Reproduce the listing that follows with no differences at all.

┌─ DATA SHOWN

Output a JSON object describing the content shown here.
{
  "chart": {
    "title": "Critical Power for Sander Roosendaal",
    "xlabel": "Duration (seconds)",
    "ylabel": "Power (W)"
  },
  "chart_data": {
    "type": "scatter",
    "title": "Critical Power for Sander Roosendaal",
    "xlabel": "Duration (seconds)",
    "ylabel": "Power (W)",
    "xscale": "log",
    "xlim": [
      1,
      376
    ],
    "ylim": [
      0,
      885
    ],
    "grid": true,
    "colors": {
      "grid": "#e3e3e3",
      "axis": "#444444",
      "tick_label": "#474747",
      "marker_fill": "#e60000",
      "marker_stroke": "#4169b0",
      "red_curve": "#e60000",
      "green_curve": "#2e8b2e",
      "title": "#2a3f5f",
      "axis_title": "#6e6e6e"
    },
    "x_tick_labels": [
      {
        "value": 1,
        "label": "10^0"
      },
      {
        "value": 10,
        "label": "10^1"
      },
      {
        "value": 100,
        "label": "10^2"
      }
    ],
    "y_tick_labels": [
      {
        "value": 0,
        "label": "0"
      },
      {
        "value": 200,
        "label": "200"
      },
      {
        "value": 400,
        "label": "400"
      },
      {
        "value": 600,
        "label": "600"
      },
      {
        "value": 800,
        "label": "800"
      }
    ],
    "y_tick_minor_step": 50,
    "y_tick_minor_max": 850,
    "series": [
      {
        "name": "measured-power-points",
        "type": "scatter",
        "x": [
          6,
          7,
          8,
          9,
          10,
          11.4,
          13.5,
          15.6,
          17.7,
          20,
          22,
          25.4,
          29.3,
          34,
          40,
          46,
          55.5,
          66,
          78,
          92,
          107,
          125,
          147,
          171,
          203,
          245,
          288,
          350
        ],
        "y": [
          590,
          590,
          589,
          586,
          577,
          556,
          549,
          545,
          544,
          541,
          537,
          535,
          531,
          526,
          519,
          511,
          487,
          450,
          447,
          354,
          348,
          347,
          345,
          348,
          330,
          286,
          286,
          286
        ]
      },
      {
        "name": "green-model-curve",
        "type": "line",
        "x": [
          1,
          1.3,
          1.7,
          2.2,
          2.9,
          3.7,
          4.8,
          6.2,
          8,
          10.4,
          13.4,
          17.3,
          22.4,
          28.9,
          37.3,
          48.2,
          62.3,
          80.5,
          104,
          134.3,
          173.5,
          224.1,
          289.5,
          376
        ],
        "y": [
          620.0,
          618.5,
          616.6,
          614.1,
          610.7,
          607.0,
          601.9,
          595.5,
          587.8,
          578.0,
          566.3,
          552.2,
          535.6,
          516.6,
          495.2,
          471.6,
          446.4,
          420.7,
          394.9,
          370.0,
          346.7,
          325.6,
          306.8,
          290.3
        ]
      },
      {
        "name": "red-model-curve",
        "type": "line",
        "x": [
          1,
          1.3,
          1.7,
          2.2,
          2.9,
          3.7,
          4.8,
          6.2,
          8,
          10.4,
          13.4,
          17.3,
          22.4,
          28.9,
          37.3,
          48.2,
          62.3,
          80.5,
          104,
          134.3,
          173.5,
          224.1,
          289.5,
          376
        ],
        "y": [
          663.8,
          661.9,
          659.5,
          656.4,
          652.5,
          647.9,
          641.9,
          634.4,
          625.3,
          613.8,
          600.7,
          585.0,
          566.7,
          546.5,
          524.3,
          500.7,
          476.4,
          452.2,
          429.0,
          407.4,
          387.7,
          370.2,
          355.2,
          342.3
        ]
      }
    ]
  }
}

└─

FULL RESPONSE:
Output a JSON object describing the content shown here.
{
  "chart": {
    "title": "Critical Power for Sander Roosendaal",
    "xlabel": "Duration (seconds)",
    "ylabel": "Power (W)"
  },
  "chart_data": {
    "type": "scatter",
    "title": "Critical Power for Sander Roosendaal",
    "xlabel": "Duration (seconds)",
    "ylabel": "Power (W)",
    "xscale": "log",
    "xlim": [
      1,
      376
    ],
    "ylim": [
      0,
      885
    ],
    "grid": true,
    "colors": {
      "grid": "#e3e3e3",
      "axis": "#444444",
      "tick_label": "#474747",
      "marker_fill": "#e60000",
      "marker_stroke": "#4169b0",
      "red_curve": "#e60000",
      "green_curve": "#2e8b2e",
      "title": "#2a3f5f",
      "axis_title": "#6e6e6e"
    },
    "x_tick_labels": [
      {
        "value": 1,
        "label": "10^0"
      },
      {
        "value": 10,
        "label": "10^1"
      },
      {
        "value": 100,
        "label": "10^2"
      }
    ],
    "y_tick_labels": [
      {
        "value": 0,
        "label": "0"
      },
      {
        "value": 200,
        "label": "200"
      },
      {
        "value": 400,
        "label": "400"
      },
      {
        "value": 600,
        "label": "600"
      },
      {
        "value": 800,
        "label": "800"
      }
    ],
    "y_tick_minor_step": 50,
    "y_tick_minor_max": 850,
    "series": [
      {
        "name": "measured-power-points",
        "type": "scatter",
        "x": [
          6,
          7,
          8,
          9,
          10,
          11.4,
          13.5,
          15.6,
          17.7,
          20,
          22,
          25.4,
          29.3,
          34,
          40,
          46,
          55.5,
          66,
          78,
          92,
          107,
          125,
          147,
          171,
          203,
          245,
          288,
          350
        ],
        "y": [
          590,
          590,
          589,
          586,
          577,
          556,
          549,
          545,
          544,
          541,
          537,
          535,
          531,
          526,
          519,
          511,
          487,
          450,
          447,
          354,
          348,
          347,
          345,
          348,
          330,
          286,
          286,
          286
        ]
      },
      {
        "name": "green-model-curve",
        "type": "line",
        "x": [
          1,
          1.3,
          1.7,
          2.2,
          2.9,
          3.7,
          4.8,
          6.2,
          8,
          10.4,
          13.4,
          17.3,
          22.4,
          28.9,
          37.3,
          48.2,
          62.3,
          80.5,
          104,
          134.3,
          173.5,
          224.1,
          289.5,
          376
        ],
        "y": [
          620.0,
          618.5,
          616.6,
          614.1,
          610.7,
          607.0,
          601.9,
          595.5,
          587.8,
          578.0,
          566.3,
          552.2,
          535.6,
          516.6,
          495.2,
          471.6,
          446.4,
          420.7,
          394.9,
          370.0,
          346.7,
          325.6,
          306.8,
          290.3
        ]
      },
      {
        "name": "red-model-curve",
        "type": "line",
        "x": [
          1,
          1.3,
          1.7,
          2.2,
          2.9,
          3.7,
          4.8,
          6.2,
          8,
          10.4,
          13.4,
          17.3,
          22.4,
          28.9,
          37.3,
          48.2,
          62.3,
          80.5,
          104,
          134.3,
          173.5,
          224.1,
          289.5,
          376
        ],
        "y": [
          663.8,
          661.9,
          659.5,
          656.4,
          652.5,
          647.9,
          641.9,
          634.4,
          625.3,
          613.8,
          600.7,
          585.0,
          566.7,
          546.5,
          524.3,
          500.7,
          476.4,
          452.2,
          429.0,
          407.4,
          387.7,
          370.2,
          355.2,
          342.3
        ]
      }
    ]
  }
}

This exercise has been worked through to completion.